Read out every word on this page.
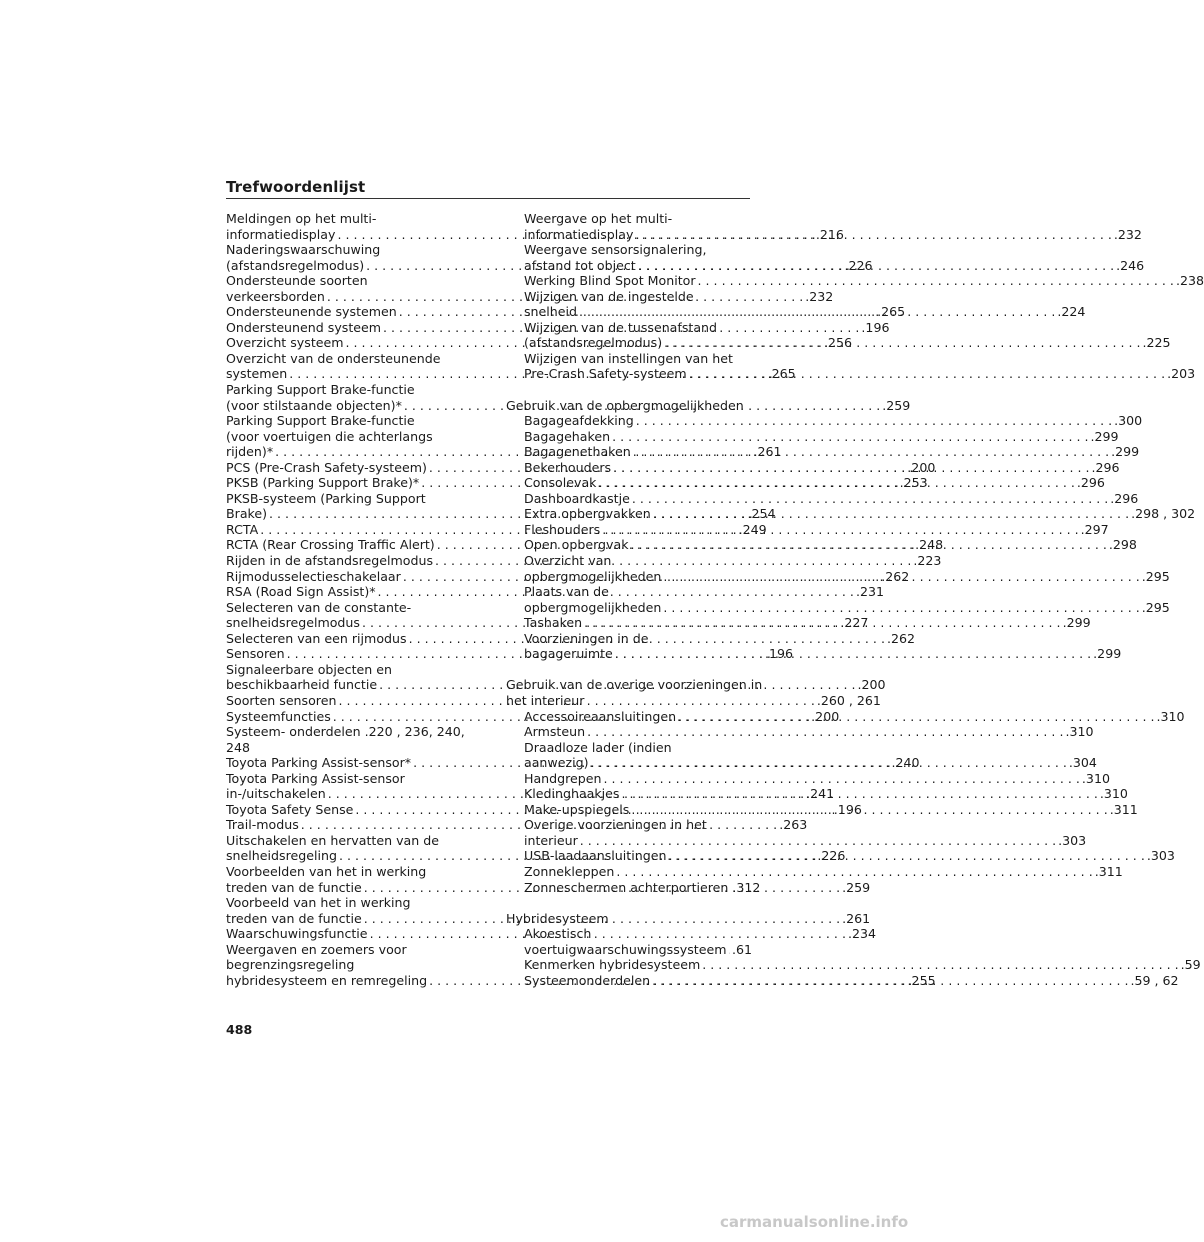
Trefwoordenlijst
Meldingen op het multi-
informatiedisplay . . .	.216
Naderingswaarschuwing
(afstandsregelmodus) . . .	.226
Ondersteunde soorten
verkeersborden . . .	.232
Ondersteunende systemen . . .	.265
Ondersteunend systeem . . .	.196
Overzicht systeem . . .	.256
Overzicht van de ondersteunende
systemen . . .	.265
Parking Support Brake-functie
(voor stilstaande objecten)* . . .	.259
Parking Support Brake-functie
(voor voertuigen die achterlangs
rijden)* . . .	.261
PCS (Pre-Crash Safety-systeem) . . .	.200
PKSB (Parking Support Brake)* . . .	.253
PKSB-systeem (Parking Support
Brake) . . .	.254
RCTA . . .	.249
RCTA (Rear Crossing Traffic Alert) . . .	.248
Rijden in de afstandsregelmodus . . .	.223
Rijmodusselectieschakelaar . . .	.262
RSA (Road Sign Assist)* . . .	.231
Selecteren van de constante-
snelheidsregelmodus . . .	.227
Selecteren van een rijmodus . . .	.262
Sensoren . . .	.196
Signaleerbare objecten en
beschikbaarheid functie . . .	.200
Soorten sensoren . . .	.260 , 261
Systeemfuncties . . .	.200
Systeem- onderdelen .220 , 236, 240,
248
Toyota Parking Assist-sensor* . . .	.240
Toyota Parking Assist-sensor
in-/uitschakelen . . .	.241
Toyota Safety Sense . . .	.196
Trail-modus . . .	.263
Uitschakelen en hervatten van de
snelheidsregeling . . .	.226
Voorbeelden van het in werking
treden van de functie . . .	.259
Voorbeeld van het in werking
treden van de functie . . .	.261
Waarschuwingsfunctie . . .	.234
Weergaven en zoemers voor
begrenzingsregeling
hybridesysteem en remregeling . . .	.255
Weergave op het multi-
informatiedisplay . . .	.232
Weergave sensorsignalering,
afstand tot object . . .	.246
Werking Blind Spot Monitor . . .	.238
Wijzigen van de ingestelde
snelheid . . .	.224
Wijzigen van de tussenafstand
(afstandsregelmodus) . . .	.225
Wijzigen van instellingen van het
Pre-Crash Safety-systeem . . .	.203
Gebruik van de opbergmogelijkheden
Bagageafdekking . . .	.300
Bagagehaken . . .	.299
Bagagenethaken . . .	.299
Bekerhouders . . .	.296
Consolevak . . .	.296
Dashboardkastje . . .	.296
Extra opbergvakken . . .	.298 , 302
Fleshouders . . .	.297
Open opbergvak . . .	.298
Overzicht van
opbergmogelijkheden . . .	.295
Plaats van de
opbergmogelijkheden . . .	.295
Tashaken . . .	.299
Voorzieningen in de
bagageruimte . . .	.299
Gebruik van de overige voorzieningen in
het interieur
Accessoireaansluitingen . . .	.310
Armsteun . . .	.310
Draadloze lader (indien
aanwezig) . . .	.304
Handgrepen . . .	.310
Kledinghaakjes . . .	.310
Make-upspiegels . . .	.311
Overige voorzieningen in het
interieur . . .	.303
USB-laadaansluitingen . . .	.303
Zonnekleppen . . .	.311
Zonneschermen achterportieren .312
Hybridesysteem
Akoestisch
voertuigwaarschuwingssysteem . . . .61
Kenmerken hybridesysteem . . .	.59
Systeemonderdelen . . .	.59 , 62
488
carmanualsonline.info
= = =
## What this task involves
Leave the pictures out and output the rest of the listing exactly.

## Exercise response
Read out every word on this page.
Trefwoordenlijst
Meldingen op het multi-
informatiedisplay . . .	.216
Naderingswaarschuwing
(afstandsregelmodus) . . .	.226
Ondersteunde soorten
verkeersborden . . .	.232
Ondersteunende systemen . . .	.265
Ondersteunend systeem . . .	.196
Overzicht systeem . . .	.256
Overzicht van de ondersteunende
systemen . . .	.265
Parking Support Brake-functie
(voor stilstaande objecten)* . . .	.259
Parking Support Brake-functie
(voor voertuigen die achterlangs
rijden)* . . .	.261
PCS (Pre-Crash Safety-systeem) . . .	.200
PKSB (Parking Support Brake)* . . .	.253
PKSB-systeem (Parking Support
Brake) . . .	.254
RCTA . . .	.249
RCTA (Rear Crossing Traffic Alert) . . .	.248
Rijden in de afstandsregelmodus . . .	.223
Rijmodusselectieschakelaar . . .	.262
RSA (Road Sign Assist)* . . .	.231
Selecteren van de constante-
snelheidsregelmodus . . .	.227
Selecteren van een rijmodus . . .	.262
Sensoren . . .	.196
Signaleerbare objecten en
beschikbaarheid functie . . .	.200
Soorten sensoren . . .	.260 , 261
Systeemfuncties . . .	.200
Systeem- onderdelen .220 , 236, 240,
248
Toyota Parking Assist-sensor* . . .	.240
Toyota Parking Assist-sensor
in-/uitschakelen . . .	.241
Toyota Safety Sense . . .	.196
Trail-modus . . .	.263
Uitschakelen en hervatten van de
snelheidsregeling . . .	.226
Voorbeelden van het in werking
treden van de functie . . .	.259
Voorbeeld van het in werking
treden van de functie . . .	.261
Waarschuwingsfunctie . . .	.234
Weergaven en zoemers voor
begrenzingsregeling
hybridesysteem en remregeling . . .	.255
Weergave op het multi-
informatiedisplay . . .	.232
Weergave sensorsignalering,
afstand tot object . . .	.246
Werking Blind Spot Monitor . . .	.238
Wijzigen van de ingestelde
snelheid . . .	.224
Wijzigen van de tussenafstand
(afstandsregelmodus) . . .	.225
Wijzigen van instellingen van het
Pre-Crash Safety-systeem . . .	.203
Gebruik van de opbergmogelijkheden
Bagageafdekking . . .	.300
Bagagehaken . . .	.299
Bagagenethaken . . .	.299
Bekerhouders . . .	.296
Consolevak . . .	.296
Dashboardkastje . . .	.296
Extra opbergvakken . . .	.298 , 302
Fleshouders . . .	.297
Open opbergvak . . .	.298
Overzicht van
opbergmogelijkheden . . .	.295
Plaats van de
opbergmogelijkheden . . .	.295
Tashaken . . .	.299
Voorzieningen in de
bagageruimte . . .	.299
Gebruik van de overige voorzieningen in
het interieur
Accessoireaansluitingen . . .	.310
Armsteun . . .	.310
Draadloze lader (indien
aanwezig) . . .	.304
Handgrepen . . .	.310
Kledinghaakjes . . .	.310
Make-upspiegels . . .	.311
Overige voorzieningen in het
interieur . . .	.303
USB-laadaansluitingen . . .	.303
Zonnekleppen . . .	.311
Zonneschermen achterportieren .312
Hybridesysteem
Akoestisch
voertuigwaarschuwingssysteem . . . .61
Kenmerken hybridesysteem . . .	.59
Systeemonderdelen . . .	.59 , 62
488
carmanualsonline.info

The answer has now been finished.